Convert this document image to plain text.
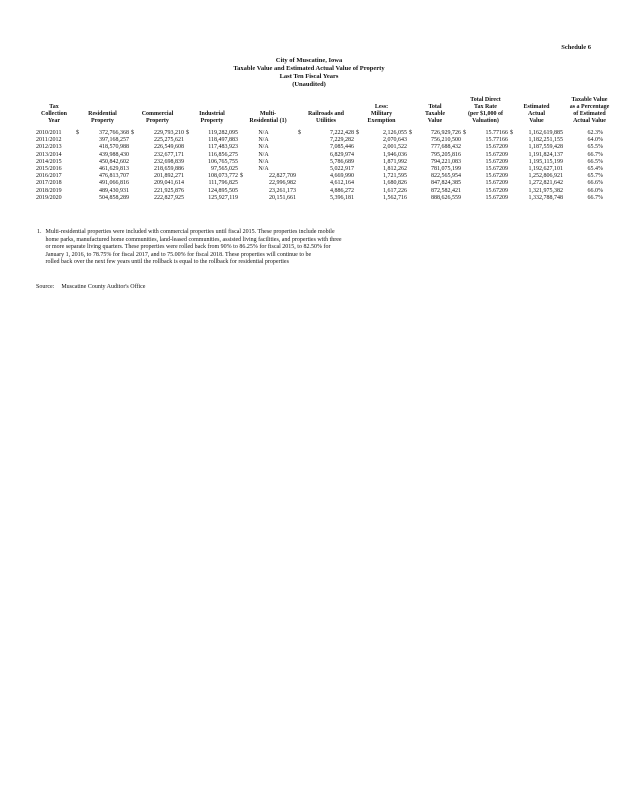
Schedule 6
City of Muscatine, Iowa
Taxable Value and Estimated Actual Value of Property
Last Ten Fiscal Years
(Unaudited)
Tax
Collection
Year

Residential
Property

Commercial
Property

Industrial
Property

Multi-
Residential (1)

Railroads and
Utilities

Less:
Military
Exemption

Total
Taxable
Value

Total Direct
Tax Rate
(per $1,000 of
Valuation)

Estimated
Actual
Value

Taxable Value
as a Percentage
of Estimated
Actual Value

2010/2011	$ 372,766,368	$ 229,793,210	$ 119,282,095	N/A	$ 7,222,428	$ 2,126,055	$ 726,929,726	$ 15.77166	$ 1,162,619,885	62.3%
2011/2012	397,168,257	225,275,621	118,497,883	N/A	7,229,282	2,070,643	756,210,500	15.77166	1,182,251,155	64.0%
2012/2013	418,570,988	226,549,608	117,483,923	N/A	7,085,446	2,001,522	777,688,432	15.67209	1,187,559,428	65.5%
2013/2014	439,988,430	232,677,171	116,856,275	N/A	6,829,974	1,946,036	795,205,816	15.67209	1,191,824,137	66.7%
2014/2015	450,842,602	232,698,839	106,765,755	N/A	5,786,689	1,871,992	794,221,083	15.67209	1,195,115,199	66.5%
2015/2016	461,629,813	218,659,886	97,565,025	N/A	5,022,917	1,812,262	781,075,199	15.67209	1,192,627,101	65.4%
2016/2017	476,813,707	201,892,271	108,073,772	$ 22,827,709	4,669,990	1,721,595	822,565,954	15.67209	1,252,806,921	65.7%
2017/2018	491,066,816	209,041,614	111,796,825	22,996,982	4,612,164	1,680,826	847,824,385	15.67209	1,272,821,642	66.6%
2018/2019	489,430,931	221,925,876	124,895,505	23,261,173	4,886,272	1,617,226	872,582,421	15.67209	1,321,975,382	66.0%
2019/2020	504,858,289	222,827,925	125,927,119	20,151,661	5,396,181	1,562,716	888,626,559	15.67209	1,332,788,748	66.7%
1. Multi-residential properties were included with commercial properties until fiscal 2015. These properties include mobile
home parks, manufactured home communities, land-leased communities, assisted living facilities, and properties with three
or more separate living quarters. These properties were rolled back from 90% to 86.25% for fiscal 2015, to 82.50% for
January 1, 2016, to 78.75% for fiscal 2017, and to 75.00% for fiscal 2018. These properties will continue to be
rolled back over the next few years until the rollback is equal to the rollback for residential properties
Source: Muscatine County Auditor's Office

———

## Short exercise
Of all the lines above, how many contain the word "Actual"? Answer with only the number.

## Task response
3